#### [THE EXERCISE]
Filter the entries that follow, copying every line in which the word "with" appears.

#### [GIVEN RECORDS]
_____
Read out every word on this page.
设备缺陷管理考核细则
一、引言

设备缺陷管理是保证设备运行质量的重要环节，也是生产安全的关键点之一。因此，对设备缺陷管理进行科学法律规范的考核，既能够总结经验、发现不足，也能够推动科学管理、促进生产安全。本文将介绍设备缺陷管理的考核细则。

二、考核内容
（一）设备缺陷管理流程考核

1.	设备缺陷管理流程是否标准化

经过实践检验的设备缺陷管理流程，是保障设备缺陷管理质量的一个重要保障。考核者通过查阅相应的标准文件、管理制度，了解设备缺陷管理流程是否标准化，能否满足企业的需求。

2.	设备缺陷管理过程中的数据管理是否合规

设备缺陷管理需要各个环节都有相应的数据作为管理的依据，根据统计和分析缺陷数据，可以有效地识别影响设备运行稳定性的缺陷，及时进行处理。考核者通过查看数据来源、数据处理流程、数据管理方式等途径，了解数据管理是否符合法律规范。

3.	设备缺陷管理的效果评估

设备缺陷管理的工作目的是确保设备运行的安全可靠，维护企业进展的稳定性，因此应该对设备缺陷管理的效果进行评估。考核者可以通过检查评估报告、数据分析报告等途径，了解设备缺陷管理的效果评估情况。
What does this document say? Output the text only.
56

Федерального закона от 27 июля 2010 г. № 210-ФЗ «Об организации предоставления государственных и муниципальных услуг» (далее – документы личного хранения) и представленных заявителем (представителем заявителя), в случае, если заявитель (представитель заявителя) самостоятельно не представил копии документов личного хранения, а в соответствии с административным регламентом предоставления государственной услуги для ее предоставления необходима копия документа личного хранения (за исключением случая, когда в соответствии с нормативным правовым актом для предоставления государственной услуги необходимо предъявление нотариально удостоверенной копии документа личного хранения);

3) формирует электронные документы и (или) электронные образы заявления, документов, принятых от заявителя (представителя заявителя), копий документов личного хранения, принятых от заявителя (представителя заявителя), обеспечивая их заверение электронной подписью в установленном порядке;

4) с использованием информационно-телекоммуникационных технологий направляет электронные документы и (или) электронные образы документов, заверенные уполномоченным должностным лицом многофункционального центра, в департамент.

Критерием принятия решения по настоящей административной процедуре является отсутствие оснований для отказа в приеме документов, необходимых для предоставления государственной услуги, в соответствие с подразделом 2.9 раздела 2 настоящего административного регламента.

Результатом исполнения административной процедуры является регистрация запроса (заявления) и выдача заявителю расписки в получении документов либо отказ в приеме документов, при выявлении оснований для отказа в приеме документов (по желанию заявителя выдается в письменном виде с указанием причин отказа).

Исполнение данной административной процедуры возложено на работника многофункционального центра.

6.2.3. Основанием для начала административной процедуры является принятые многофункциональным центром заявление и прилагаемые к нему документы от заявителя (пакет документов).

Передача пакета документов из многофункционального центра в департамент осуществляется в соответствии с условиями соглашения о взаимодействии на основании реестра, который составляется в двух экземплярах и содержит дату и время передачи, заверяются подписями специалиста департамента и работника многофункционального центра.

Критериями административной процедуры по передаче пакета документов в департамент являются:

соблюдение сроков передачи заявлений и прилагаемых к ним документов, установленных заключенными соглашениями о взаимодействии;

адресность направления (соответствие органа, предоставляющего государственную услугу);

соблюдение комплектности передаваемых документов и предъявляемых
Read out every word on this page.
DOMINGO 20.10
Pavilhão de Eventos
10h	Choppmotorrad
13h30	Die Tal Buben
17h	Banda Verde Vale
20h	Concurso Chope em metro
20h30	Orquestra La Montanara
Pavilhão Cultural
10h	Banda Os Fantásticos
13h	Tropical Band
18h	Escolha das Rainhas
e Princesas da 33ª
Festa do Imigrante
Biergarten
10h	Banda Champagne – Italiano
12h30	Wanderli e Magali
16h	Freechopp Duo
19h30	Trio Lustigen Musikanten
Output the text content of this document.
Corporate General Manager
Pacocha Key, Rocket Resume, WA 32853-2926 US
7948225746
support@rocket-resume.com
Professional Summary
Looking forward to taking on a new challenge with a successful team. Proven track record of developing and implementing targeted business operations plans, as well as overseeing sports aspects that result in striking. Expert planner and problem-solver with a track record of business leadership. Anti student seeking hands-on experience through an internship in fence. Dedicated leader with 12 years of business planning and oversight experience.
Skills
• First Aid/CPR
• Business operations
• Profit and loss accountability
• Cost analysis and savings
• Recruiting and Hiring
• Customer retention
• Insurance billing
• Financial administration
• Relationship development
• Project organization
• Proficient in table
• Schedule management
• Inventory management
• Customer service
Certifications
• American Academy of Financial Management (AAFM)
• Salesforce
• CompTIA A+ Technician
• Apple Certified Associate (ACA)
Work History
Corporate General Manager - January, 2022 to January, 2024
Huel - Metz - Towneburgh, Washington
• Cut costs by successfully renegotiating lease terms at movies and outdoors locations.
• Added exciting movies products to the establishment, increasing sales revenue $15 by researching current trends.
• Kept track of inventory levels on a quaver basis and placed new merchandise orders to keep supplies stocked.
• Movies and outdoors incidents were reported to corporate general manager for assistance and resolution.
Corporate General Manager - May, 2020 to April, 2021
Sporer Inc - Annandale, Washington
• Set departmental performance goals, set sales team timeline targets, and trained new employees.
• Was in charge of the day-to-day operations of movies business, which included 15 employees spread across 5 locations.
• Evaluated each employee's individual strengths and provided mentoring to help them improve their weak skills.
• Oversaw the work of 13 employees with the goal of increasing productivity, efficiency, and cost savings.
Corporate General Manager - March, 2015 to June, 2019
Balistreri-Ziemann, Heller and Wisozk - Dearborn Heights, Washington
_____
#### [FINAL ANSWER]
Looking forward to taking on a new challenge with a successful team. Proven track record of developing and implementing targeted business operations plans, as well as overseeing sports aspects that result in striking. Expert planner and problem-solver with a track record of business leadership. Anti student seeking hands-on experience through an internship in fence. Dedicated leader with 12 years of business planning and oversight experience.
• Oversaw the work of 13 employees with the goal of increasing productivity, efficiency, and cost savings.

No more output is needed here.